• Objective: Write out the whole listing again, exactly.

• Task material:
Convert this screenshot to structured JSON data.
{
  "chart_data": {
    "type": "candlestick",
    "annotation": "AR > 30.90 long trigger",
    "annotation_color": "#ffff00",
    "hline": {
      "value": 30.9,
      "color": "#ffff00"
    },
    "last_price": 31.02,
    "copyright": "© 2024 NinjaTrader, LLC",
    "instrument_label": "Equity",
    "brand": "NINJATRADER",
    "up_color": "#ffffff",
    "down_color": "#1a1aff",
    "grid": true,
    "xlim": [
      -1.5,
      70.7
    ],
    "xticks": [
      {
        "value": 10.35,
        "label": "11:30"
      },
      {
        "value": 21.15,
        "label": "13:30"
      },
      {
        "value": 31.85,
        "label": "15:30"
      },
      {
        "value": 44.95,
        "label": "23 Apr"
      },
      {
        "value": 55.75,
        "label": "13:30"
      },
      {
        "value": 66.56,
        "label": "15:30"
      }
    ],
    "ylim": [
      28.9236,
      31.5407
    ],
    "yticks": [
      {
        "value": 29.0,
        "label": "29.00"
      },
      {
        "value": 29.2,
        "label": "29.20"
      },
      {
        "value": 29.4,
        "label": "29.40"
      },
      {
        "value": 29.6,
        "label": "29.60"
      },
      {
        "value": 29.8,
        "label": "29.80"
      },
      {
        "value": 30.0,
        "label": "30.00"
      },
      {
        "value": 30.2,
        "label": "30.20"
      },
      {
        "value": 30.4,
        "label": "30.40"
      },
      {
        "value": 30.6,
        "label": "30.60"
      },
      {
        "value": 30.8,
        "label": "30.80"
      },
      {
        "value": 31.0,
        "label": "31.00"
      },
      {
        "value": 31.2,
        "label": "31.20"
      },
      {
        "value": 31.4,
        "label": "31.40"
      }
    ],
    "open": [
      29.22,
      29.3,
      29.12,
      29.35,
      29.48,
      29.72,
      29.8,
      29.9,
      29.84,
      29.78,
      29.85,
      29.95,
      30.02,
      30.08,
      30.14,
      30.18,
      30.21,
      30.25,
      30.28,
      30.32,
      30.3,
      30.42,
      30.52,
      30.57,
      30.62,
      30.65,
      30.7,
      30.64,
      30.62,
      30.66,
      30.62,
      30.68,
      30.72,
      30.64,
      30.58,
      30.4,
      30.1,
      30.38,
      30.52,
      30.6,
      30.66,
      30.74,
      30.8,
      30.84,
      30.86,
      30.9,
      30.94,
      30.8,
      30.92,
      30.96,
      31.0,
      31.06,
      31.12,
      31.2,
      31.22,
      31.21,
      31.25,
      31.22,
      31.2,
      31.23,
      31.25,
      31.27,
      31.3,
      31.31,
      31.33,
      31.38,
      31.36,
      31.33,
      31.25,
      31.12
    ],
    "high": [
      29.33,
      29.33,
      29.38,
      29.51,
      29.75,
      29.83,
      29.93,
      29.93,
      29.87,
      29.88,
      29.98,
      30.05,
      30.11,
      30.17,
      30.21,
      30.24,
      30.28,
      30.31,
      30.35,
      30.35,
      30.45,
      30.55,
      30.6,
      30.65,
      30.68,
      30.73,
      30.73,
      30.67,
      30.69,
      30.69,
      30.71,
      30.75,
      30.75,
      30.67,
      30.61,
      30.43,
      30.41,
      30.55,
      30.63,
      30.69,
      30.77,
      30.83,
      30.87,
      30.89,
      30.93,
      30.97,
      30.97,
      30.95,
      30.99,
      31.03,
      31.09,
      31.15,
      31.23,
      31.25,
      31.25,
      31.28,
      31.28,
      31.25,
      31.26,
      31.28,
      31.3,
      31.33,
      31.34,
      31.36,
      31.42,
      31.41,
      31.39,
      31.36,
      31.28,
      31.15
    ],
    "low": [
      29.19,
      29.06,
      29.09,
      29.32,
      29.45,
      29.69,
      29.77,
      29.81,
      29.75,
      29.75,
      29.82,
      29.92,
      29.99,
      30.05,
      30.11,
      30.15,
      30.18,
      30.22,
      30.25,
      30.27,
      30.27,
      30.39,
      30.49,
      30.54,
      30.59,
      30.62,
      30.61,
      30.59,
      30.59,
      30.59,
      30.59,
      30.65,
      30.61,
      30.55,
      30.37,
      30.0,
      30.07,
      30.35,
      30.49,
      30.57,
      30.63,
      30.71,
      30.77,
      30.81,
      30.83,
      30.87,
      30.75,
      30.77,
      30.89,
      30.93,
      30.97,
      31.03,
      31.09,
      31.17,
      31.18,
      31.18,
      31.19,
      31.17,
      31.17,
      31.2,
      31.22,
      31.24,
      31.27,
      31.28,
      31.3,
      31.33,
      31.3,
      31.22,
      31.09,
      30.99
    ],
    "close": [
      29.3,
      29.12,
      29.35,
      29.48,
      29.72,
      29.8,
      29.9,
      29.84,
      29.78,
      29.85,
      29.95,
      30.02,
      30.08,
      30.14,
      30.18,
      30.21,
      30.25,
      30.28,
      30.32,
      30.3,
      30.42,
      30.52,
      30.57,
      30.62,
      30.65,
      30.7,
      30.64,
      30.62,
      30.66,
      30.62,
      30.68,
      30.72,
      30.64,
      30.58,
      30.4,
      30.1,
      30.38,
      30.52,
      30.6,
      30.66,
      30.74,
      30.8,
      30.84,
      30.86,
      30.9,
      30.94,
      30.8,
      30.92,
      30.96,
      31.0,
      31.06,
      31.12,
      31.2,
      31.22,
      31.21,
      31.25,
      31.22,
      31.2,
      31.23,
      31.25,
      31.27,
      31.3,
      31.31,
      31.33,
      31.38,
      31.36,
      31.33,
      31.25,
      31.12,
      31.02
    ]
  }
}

• Problem solution:
Convert this screenshot to structured JSON data.
{
  "chart_data": {
    "type": "candlestick",
    "annotation": "AR > 30.90 long trigger",
    "annotation_color": "#ffff00",
    "hline": {
      "value": 30.9,
      "color": "#ffff00"
    },
    "last_price": 31.02,
    "copyright": "© 2024 NinjaTrader, LLC",
    "instrument_label": "Equity",
    "brand": "NINJATRADER",
    "up_color": "#ffffff",
    "down_color": "#1a1aff",
    "grid": true,
    "xlim": [
      -1.5,
      70.7
    ],
    "xticks": [
      {
        "value": 10.35,
        "label": "11:30"
      },
      {
        "value": 21.15,
        "label": "13:30"
      },
      {
        "value": 31.85,
        "label": "15:30"
      },
      {
        "value": 44.95,
        "label": "23 Apr"
      },
      {
        "value": 55.75,
        "label": "13:30"
      },
      {
        "value": 66.56,
        "label": "15:30"
      }
    ],
    "ylim": [
      28.9236,
      31.5407
    ],
    "yticks": [
      {
        "value": 29.0,
        "label": "29.00"
      },
      {
        "value": 29.2,
        "label": "29.20"
      },
      {
        "value": 29.4,
        "label": "29.40"
      },
      {
        "value": 29.6,
        "label": "29.60"
      },
      {
        "value": 29.8,
        "label": "29.80"
      },
      {
        "value": 30.0,
        "label": "30.00"
      },
      {
        "value": 30.2,
        "label": "30.20"
      },
      {
        "value": 30.4,
        "label": "30.40"
      },
      {
        "value": 30.6,
        "label": "30.60"
      },
      {
        "value": 30.8,
        "label": "30.80"
      },
      {
        "value": 31.0,
        "label": "31.00"
      },
      {
        "value": 31.2,
        "label": "31.20"
      },
      {
        "value": 31.4,
        "label": "31.40"
      }
    ],
    "open": [
      29.22,
      29.3,
      29.12,
      29.35,
      29.48,
      29.72,
      29.8,
      29.9,
      29.84,
      29.78,
      29.85,
      29.95,
      30.02,
      30.08,
      30.14,
      30.18,
      30.21,
      30.25,
      30.28,
      30.32,
      30.3,
      30.42,
      30.52,
      30.57,
      30.62,
      30.65,
      30.7,
      30.64,
      30.62,
      30.66,
      30.62,
      30.68,
      30.72,
      30.64,
      30.58,
      30.4,
      30.1,
      30.38,
      30.52,
      30.6,
      30.66,
      30.74,
      30.8,
      30.84,
      30.86,
      30.9,
      30.94,
      30.8,
      30.92,
      30.96,
      31.0,
      31.06,
      31.12,
      31.2,
      31.22,
      31.21,
      31.25,
      31.22,
      31.2,
      31.23,
      31.25,
      31.27,
      31.3,
      31.31,
      31.33,
      31.38,
      31.36,
      31.33,
      31.25,
      31.12
    ],
    "high": [
      29.33,
      29.33,
      29.38,
      29.51,
      29.75,
      29.83,
      29.93,
      29.93,
      29.87,
      29.88,
      29.98,
      30.05,
      30.11,
      30.17,
      30.21,
      30.24,
      30.28,
      30.31,
      30.35,
      30.35,
      30.45,
      30.55,
      30.6,
      30.65,
      30.68,
      30.73,
      30.73,
      30.67,
      30.69,
      30.69,
      30.71,
      30.75,
      30.75,
      30.67,
      30.61,
      30.43,
      30.41,
      30.55,
      30.63,
      30.69,
      30.77,
      30.83,
      30.87,
      30.89,
      30.93,
      30.97,
      30.97,
      30.95,
      30.99,
      31.03,
      31.09,
      31.15,
      31.23,
      31.25,
      31.25,
      31.28,
      31.28,
      31.25,
      31.26,
      31.28,
      31.3,
      31.33,
      31.34,
      31.36,
      31.42,
      31.41,
      31.39,
      31.36,
      31.28,
      31.15
    ],
    "low": [
      29.19,
      29.06,
      29.09,
      29.32,
      29.45,
      29.69,
      29.77,
      29.81,
      29.75,
      29.75,
      29.82,
      29.92,
      29.99,
      30.05,
      30.11,
      30.15,
      30.18,
      30.22,
      30.25,
      30.27,
      30.27,
      30.39,
      30.49,
      30.54,
      30.59,
      30.62,
      30.61,
      30.59,
      30.59,
      30.59,
      30.59,
      30.65,
      30.61,
      30.55,
      30.37,
      30.0,
      30.07,
      30.35,
      30.49,
      30.57,
      30.63,
      30.71,
      30.77,
      30.81,
      30.83,
      30.87,
      30.75,
      30.77,
      30.89,
      30.93,
      30.97,
      31.03,
      31.09,
      31.17,
      31.18,
      31.18,
      31.19,
      31.17,
      31.17,
      31.2,
      31.22,
      31.24,
      31.27,
      31.28,
      31.3,
      31.33,
      31.3,
      31.22,
      31.09,
      30.99
    ],
    "close": [
      29.3,
      29.12,
      29.35,
      29.48,
      29.72,
      29.8,
      29.9,
      29.84,
      29.78,
      29.85,
      29.95,
      30.02,
      30.08,
      30.14,
      30.18,
      30.21,
      30.25,
      30.28,
      30.32,
      30.3,
      30.42,
      30.52,
      30.57,
      30.62,
      30.65,
      30.7,
      30.64,
      30.62,
      30.66,
      30.62,
      30.68,
      30.72,
      30.64,
      30.58,
      30.4,
      30.1,
      30.38,
      30.52,
      30.6,
      30.66,
      30.74,
      30.8,
      30.84,
      30.86,
      30.9,
      30.94,
      30.8,
      30.92,
      30.96,
      31.0,
      31.06,
      31.12,
      31.2,
      31.22,
      31.21,
      31.25,
      31.22,
      31.2,
      31.23,
      31.25,
      31.27,
      31.3,
      31.31,
      31.33,
      31.38,
      31.36,
      31.33,
      31.25,
      31.12,
      31.02
    ]
  }
}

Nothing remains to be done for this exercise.